Exercise details -
From the listing below, extract each line containing the string "days".
━━━━━━━━━━
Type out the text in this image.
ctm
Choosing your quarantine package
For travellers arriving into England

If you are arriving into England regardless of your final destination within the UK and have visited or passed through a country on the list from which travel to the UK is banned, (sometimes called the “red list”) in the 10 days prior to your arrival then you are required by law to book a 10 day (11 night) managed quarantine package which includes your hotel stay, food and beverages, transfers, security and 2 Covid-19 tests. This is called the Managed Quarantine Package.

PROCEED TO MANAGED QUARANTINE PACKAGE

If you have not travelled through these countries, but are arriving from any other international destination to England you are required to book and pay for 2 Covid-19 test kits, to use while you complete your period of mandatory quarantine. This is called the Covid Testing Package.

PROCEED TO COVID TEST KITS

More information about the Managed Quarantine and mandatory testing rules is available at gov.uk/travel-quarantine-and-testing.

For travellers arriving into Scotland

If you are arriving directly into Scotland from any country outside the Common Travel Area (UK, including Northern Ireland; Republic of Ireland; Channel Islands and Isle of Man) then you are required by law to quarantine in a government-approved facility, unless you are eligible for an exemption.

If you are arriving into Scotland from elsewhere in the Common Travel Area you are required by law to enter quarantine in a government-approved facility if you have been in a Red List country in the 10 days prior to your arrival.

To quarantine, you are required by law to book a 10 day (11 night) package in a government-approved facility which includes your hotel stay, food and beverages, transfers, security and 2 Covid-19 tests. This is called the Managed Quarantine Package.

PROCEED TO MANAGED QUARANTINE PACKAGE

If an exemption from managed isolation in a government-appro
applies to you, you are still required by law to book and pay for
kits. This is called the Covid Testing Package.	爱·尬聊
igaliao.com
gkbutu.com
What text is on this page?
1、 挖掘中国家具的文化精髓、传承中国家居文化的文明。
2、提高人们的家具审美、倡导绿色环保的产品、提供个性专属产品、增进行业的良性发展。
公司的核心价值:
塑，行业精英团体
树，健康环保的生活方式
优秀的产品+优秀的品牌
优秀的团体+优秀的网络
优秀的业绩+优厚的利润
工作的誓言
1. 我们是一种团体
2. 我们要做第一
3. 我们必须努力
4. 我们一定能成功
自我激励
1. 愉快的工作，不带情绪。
━━━━━━━━━━
Solved problem -
If you are arriving into England regardless of your final destination within the UK and have visited or passed through a country on the list from which travel to the UK is banned, (sometimes called the “red list”) in the 10 days prior to your arrival then you are required by law to book a 10 day (11 night) managed quarantine package which includes your hotel stay, food and beverages, transfers, security and 2 Covid-19 tests. This is called the Managed Quarantine Package.
If you are arriving into Scotland from elsewhere in the Common Travel Area you are required by law to enter quarantine in a government-approved facility if you have been in a Red List country in the 10 days prior to your arrival.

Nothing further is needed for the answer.